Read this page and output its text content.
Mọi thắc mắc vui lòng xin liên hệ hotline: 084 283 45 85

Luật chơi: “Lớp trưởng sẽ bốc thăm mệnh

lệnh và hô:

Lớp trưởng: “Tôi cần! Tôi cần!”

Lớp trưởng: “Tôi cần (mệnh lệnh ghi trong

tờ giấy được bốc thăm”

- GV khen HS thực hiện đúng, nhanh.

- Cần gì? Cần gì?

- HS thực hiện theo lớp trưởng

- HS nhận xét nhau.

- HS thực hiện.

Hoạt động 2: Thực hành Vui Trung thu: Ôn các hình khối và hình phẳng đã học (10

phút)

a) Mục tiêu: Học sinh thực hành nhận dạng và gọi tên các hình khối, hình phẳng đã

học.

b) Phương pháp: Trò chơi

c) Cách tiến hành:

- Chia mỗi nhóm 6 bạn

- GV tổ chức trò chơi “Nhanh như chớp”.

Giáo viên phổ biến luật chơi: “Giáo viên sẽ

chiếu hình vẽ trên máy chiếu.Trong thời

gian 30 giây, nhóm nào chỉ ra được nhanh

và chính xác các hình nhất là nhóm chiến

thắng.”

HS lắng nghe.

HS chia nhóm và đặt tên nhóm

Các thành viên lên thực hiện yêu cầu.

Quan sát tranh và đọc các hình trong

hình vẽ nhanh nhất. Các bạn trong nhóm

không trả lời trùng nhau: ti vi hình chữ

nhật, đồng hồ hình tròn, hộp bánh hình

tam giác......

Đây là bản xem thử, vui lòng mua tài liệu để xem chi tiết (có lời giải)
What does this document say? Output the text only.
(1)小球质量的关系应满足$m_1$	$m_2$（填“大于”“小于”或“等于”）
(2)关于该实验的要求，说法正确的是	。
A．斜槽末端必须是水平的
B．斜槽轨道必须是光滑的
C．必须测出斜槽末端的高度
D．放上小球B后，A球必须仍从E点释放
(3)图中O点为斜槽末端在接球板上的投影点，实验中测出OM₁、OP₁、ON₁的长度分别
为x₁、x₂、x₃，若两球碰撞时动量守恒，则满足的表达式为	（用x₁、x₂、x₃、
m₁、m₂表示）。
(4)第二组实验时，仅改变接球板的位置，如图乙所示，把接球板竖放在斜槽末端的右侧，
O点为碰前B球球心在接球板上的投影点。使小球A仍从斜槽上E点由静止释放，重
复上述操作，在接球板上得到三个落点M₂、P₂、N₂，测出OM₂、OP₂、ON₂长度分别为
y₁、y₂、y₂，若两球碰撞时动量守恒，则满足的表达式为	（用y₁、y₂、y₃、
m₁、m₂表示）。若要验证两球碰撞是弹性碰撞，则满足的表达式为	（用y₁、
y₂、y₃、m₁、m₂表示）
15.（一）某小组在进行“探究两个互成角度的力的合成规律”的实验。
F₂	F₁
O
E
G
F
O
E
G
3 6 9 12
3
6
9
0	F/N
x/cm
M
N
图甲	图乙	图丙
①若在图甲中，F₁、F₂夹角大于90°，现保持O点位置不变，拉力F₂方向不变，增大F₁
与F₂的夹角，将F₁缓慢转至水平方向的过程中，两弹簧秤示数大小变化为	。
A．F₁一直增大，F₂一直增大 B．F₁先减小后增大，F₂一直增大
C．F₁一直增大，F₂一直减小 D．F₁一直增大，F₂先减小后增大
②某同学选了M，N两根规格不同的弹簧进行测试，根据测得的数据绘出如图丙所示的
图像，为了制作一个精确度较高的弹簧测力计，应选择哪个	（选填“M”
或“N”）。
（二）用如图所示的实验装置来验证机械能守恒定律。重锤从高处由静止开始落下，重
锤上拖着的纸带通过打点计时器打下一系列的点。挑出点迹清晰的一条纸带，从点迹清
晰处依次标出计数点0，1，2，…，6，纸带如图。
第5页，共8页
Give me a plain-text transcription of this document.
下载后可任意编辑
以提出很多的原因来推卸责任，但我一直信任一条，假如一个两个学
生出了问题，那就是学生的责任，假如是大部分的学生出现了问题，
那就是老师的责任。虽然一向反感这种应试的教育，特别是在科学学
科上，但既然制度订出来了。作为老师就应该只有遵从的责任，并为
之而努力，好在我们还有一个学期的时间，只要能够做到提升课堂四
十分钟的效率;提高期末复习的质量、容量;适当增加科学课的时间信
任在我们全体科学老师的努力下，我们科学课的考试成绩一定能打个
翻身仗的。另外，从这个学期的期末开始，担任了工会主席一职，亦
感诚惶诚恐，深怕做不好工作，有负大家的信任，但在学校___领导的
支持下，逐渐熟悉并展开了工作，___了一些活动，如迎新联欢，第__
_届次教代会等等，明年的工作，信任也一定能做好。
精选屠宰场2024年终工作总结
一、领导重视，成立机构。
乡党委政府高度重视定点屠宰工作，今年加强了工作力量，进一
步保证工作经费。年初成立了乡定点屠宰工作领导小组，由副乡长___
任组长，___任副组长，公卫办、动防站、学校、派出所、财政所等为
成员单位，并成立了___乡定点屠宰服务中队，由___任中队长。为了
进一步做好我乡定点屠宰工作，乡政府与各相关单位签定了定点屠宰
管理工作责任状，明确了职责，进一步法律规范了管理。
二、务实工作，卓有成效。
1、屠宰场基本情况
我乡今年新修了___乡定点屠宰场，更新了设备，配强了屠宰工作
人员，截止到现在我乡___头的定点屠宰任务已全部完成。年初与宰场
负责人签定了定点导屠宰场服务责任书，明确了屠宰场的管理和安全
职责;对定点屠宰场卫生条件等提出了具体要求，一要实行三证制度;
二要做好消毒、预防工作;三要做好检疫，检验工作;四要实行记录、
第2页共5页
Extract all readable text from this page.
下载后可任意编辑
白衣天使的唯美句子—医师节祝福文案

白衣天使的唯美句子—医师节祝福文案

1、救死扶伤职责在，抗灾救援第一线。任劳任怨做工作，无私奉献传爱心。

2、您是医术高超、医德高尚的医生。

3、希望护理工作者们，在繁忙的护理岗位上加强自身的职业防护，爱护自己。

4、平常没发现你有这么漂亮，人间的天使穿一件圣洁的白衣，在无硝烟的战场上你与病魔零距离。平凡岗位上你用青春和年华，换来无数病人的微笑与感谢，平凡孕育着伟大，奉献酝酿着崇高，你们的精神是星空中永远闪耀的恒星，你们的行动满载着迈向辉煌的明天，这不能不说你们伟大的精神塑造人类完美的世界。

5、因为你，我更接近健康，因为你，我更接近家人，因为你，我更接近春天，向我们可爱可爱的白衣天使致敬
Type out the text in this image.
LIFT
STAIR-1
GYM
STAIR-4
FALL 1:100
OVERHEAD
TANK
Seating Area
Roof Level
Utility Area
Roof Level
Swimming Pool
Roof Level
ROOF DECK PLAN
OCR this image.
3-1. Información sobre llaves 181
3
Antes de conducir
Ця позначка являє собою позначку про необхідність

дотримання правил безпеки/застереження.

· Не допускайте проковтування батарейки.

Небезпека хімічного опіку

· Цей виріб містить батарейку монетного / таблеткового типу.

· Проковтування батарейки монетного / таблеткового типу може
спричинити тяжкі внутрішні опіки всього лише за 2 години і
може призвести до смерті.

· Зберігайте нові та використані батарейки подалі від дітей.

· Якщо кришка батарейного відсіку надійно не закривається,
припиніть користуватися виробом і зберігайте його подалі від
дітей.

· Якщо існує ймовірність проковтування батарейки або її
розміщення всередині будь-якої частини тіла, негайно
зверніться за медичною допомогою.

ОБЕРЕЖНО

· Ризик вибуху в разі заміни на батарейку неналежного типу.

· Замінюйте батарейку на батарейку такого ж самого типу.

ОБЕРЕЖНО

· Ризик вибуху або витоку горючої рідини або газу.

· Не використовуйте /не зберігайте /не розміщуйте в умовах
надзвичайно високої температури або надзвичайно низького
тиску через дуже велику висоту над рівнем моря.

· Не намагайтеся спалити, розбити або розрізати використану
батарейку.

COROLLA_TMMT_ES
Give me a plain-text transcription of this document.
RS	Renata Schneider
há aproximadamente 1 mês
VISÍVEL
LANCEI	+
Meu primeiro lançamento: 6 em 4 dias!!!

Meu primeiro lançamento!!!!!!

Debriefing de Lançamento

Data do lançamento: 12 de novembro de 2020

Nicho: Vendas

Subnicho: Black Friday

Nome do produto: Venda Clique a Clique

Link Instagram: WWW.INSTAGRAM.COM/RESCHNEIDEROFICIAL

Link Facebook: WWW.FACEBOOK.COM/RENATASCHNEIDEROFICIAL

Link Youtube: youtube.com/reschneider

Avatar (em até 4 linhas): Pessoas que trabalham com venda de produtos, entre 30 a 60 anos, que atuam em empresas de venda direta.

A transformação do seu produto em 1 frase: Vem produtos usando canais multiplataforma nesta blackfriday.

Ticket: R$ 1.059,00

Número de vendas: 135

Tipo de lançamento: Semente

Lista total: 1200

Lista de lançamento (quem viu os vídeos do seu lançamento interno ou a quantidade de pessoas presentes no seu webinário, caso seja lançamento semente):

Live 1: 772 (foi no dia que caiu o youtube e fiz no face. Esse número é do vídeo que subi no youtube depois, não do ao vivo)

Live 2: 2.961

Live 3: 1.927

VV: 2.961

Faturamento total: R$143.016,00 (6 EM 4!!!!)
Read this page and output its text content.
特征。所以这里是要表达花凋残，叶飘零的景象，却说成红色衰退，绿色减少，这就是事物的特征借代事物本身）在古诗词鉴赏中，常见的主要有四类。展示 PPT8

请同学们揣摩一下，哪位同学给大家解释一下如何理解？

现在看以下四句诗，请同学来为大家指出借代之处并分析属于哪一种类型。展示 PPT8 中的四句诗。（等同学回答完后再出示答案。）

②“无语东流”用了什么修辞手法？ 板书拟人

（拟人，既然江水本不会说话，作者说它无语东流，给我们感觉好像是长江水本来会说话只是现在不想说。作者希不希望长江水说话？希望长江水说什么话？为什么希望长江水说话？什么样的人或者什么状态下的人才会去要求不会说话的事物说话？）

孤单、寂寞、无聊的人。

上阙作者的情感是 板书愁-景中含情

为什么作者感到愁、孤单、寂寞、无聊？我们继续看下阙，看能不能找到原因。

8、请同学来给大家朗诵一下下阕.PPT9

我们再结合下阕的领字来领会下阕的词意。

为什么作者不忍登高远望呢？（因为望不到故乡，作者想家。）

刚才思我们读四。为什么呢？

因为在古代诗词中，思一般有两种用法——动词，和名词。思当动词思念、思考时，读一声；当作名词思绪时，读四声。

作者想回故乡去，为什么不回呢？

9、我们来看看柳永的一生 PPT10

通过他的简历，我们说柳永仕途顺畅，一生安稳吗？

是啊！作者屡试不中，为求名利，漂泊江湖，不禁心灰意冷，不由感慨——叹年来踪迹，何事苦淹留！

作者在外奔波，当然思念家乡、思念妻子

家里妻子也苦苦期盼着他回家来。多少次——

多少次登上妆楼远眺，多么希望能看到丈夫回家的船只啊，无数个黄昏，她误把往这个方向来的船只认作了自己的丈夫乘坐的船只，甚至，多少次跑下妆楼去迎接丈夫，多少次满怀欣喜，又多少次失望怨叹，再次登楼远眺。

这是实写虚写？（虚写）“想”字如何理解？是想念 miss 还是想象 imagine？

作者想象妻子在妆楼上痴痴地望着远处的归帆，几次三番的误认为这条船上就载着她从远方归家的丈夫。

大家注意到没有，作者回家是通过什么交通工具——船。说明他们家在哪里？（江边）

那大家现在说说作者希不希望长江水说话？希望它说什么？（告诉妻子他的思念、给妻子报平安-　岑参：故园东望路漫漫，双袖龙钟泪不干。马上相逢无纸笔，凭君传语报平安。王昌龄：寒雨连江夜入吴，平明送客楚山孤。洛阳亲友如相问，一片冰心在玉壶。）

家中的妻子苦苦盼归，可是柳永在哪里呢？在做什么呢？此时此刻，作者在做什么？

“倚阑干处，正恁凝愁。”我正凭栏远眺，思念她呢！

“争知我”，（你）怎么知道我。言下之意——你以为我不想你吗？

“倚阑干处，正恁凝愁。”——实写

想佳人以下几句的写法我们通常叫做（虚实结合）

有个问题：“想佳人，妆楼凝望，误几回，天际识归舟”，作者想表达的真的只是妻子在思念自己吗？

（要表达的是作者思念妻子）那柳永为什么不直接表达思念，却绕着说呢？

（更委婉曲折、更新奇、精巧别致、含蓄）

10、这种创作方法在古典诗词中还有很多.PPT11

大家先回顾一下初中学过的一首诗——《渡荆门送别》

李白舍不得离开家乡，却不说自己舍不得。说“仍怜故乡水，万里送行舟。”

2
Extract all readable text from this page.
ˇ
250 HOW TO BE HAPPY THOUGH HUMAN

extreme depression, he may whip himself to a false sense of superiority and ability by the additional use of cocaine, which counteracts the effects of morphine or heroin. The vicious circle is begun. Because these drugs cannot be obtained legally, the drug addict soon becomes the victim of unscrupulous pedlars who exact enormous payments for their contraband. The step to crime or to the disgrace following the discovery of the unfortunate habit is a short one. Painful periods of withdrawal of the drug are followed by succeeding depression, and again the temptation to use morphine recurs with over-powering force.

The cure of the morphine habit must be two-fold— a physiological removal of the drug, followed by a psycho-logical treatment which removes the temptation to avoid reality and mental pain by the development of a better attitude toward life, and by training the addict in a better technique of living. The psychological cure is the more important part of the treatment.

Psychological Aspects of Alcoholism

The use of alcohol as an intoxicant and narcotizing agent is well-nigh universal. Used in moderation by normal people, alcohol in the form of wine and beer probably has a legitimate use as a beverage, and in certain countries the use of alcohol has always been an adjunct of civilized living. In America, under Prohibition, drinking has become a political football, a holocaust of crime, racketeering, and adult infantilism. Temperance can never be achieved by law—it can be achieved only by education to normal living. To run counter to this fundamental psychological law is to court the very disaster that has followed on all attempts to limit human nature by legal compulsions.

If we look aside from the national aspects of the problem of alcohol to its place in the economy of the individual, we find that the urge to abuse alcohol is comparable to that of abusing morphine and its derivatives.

■ OBJECTIVE ■
Search the records for the word "若两球碰撞时动量守恒". Copy every line that has it.

■ TASK RESPONSE ■
为x₁、x₂、x₃，若两球碰撞时动量守恒，则满足的表达式为	（用x₁、x₂、x₃、
y₁、y₂、y₂，若两球碰撞时动量守恒，则满足的表达式为	（用y₁、y₂、y₃、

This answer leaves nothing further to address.